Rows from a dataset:
§ §
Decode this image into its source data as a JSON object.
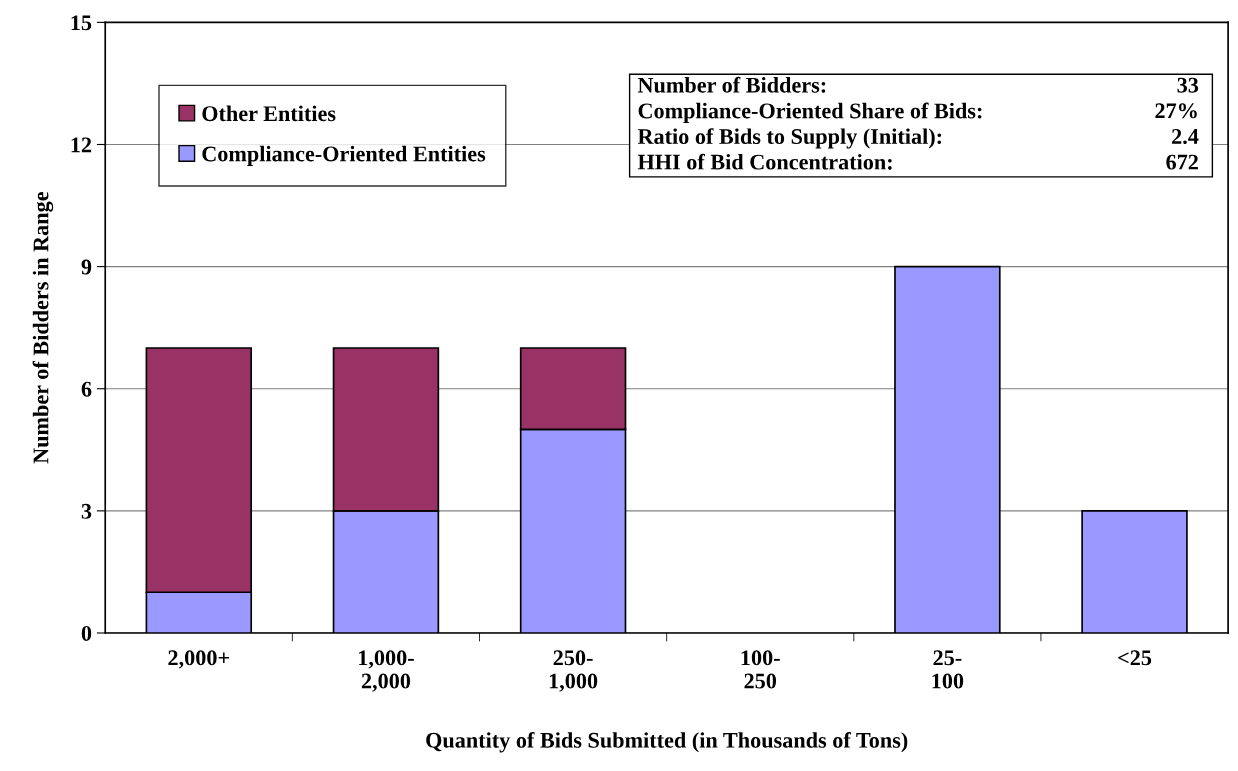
{
  "chart_data": {
    "type": "bar",
    "stacked": true,
    "categories": [
      "2,000+",
      "1,000-\n2,000",
      "250-\n1,000",
      "100-\n250",
      "25-\n100",
      "<25"
    ],
    "series": [
      {
        "name": "Compliance-Oriented Entities",
        "color": "#9999ff",
        "values": [
          1,
          3,
          5,
          0,
          9,
          3
        ]
      },
      {
        "name": "Other Entities",
        "color": "#993366",
        "values": [
          6,
          4,
          2,
          0,
          0,
          0
        ]
      }
    ],
    "xlabel": "Quantity of Bids Submitted (in Thousands of Tons)",
    "ylabel": "Number of Bidders in Range",
    "ylim": [
      0,
      15
    ],
    "yticks": [
      0,
      3,
      6,
      9,
      12,
      15
    ],
    "grid": "y",
    "legend": "top left",
    "annotations": [
      "Number of Bidders:",
      "33",
      "Compliance-Oriented Share of Bids:",
      "27%",
      "Ratio of Bids to Supply (Initial):",
      "2.4",
      "HHI of Bid Concentration:",
      "672"
    ]
  }
}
§ §
Task goal: Each record above is to be restated exactly, with its pictures removed from the copy.

Exercise answer:
Decode this image into its source data as a JSON object.
{
  "chart_data": {
    "type": "bar",
    "stacked": true,
    "categories": [
      "2,000+",
      "1,000-\n2,000",
      "250-\n1,000",
      "100-\n250",
      "25-\n100",
      "<25"
    ],
    "series": [
      {
        "name": "Compliance-Oriented Entities",
        "color": "#9999ff",
        "values": [
          1,
          3,
          5,
          0,
          9,
          3
        ]
      },
      {
        "name": "Other Entities",
        "color": "#993366",
        "values": [
          6,
          4,
          2,
          0,
          0,
          0
        ]
      }
    ],
    "xlabel": "Quantity of Bids Submitted (in Thousands of Tons)",
    "ylabel": "Number of Bidders in Range",
    "ylim": [
      0,
      15
    ],
    "yticks": [
      0,
      3,
      6,
      9,
      12,
      15
    ],
    "grid": "y",
    "legend": "top left",
    "annotations": [
      "Number of Bidders:",
      "33",
      "Compliance-Oriented Share of Bids:",
      "27%",
      "Ratio of Bids to Supply (Initial):",
      "2.4",
      "HHI of Bid Concentration:",
      "672"
    ]
  }
}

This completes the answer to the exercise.